*CONSIGNES*:
• 1. Extrayez de la notice sur le manuscrit de Pilote de guerre le passage qui commence à « Exilé outre-Atlantique, Saint » et se termine à « dans la guerre. ».
• 2. Poursuivez la notice sur le manuscrit de Pilote de guerre à partir de l'endroit où elle s'arrête.

*TEXTE PRÉSENTÉ*:
+ + +
124 p. sur 124 f. in-4 (dimensions diverses) de divers
papiers, encre et crayon de différentes couleurs, foliotation
autographe et postérieure partielles.
150 000 / 200 000 €
EXCEPTIONNEL MANUSCRIT ORIGINAL DE
PILOTE DE GUERRE
CORRESPONDANT AUX CHAPITRES V, IX, X, XIV, XVI, XX, XXI ET
XXIII-XXVII.
Exilé outre-Atlantique, Saint Exupéry ressent la nécessité d’écrire
un texte célébrant l’héroïsme des aviateurs qui ont lutté, en vain
jusque-là, pour la liberté de la France. Il veut ainsi contribuer à
réveiller aux États-Unis l’estime pour sa patrie que la défaite ne
suscitait plus et conduire l’opinion publique américaine à accepter
l’idée d’un engagement des États-Unis dans la guerre.
Texte engagé de circonstance,
Pilote de guerre
apparaît aussi
« comme un livre d’une richesse inépuisable et comme une somme
de l’œuvre de Saint-Exupéry » (P. Bounin).
+ + +
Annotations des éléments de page

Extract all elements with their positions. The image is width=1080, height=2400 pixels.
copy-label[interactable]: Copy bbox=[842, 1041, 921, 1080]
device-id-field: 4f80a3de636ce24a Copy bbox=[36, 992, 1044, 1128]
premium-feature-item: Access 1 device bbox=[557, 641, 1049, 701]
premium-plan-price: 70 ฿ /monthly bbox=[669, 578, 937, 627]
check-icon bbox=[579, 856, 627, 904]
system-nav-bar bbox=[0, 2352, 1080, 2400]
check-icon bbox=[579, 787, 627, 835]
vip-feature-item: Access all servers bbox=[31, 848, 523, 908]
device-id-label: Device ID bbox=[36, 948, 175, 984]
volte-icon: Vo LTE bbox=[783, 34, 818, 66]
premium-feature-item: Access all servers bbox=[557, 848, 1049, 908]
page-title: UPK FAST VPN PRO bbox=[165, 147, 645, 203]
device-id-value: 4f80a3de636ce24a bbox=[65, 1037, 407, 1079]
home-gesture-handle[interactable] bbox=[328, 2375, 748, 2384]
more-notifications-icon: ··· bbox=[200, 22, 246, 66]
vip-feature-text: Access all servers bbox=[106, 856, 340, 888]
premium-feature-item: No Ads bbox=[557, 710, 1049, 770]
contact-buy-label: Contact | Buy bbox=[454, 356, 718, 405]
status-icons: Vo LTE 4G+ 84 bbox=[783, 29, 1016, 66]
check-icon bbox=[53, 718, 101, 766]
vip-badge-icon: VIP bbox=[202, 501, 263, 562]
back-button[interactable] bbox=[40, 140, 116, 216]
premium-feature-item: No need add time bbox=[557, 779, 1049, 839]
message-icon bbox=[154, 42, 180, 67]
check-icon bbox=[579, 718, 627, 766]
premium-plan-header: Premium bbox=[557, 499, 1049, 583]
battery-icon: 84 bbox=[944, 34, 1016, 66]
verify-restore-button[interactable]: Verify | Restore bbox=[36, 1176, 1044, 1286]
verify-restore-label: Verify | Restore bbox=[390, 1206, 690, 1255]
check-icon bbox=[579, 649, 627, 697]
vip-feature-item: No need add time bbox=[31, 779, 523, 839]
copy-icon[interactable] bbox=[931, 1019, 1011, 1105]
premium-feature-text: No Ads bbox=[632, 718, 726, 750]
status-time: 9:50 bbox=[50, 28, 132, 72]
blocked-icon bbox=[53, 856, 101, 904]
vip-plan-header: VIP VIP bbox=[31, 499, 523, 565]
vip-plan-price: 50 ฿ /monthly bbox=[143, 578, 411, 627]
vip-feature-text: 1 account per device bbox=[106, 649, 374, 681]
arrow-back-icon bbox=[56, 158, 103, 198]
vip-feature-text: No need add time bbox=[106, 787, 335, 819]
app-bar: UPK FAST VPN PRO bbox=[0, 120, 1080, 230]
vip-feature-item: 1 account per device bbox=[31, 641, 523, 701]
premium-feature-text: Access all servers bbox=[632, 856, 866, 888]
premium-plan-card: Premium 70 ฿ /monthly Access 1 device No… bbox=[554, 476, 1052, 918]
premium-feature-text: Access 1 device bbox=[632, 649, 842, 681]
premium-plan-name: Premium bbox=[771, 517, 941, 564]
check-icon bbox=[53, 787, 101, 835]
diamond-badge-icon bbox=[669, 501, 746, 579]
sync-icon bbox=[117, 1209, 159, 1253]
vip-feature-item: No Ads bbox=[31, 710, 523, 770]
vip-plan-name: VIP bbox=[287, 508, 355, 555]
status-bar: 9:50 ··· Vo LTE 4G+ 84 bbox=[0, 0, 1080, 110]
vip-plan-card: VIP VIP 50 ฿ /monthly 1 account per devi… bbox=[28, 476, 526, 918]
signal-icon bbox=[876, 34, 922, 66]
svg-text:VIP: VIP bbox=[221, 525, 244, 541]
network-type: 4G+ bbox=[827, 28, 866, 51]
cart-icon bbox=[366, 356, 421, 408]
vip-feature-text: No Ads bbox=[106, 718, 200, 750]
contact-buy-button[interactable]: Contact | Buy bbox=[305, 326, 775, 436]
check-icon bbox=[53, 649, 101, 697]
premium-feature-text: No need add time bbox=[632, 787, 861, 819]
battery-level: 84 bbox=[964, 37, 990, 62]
+ + +
*RÉPONSES FOURNIES*:
• 1.
Exilé outre-Atlantique, Saint Exupéry ressent la nécessité d’écrire
un texte célébrant l’héroïsme des aviateurs qui ont lutté, en vain
jusque-là, pour la liberté de la France. Il veut ainsi contribuer à
réveiller aux États-Unis l’estime pour sa patrie que la défaite ne
suscitait plus et conduire l’opinion publique américaine à accepter
l’idée d’un engagement des États-Unis dans la guerre.

• 2.
La Bibliothèque nationale de France conserve un important
manuscrit composite de cette œuvre qui lui donné par Helen Mac
Kay, la marraine de Nada de Bragance à laquelle Saint Exupéry offrit
justement une dactylographie aboutie du même ouvrage. C’est le
seul manuscrit identifié par les éditeurs de ses
Œuvres complètes
.
Celui que nous présentons ici revêt donc une importance historique
et littéraire majeure.
À l’instar de celui de la Bibliothèque nationale de France, notre
manuscrit est composé de pages entièrement manuscrites (69)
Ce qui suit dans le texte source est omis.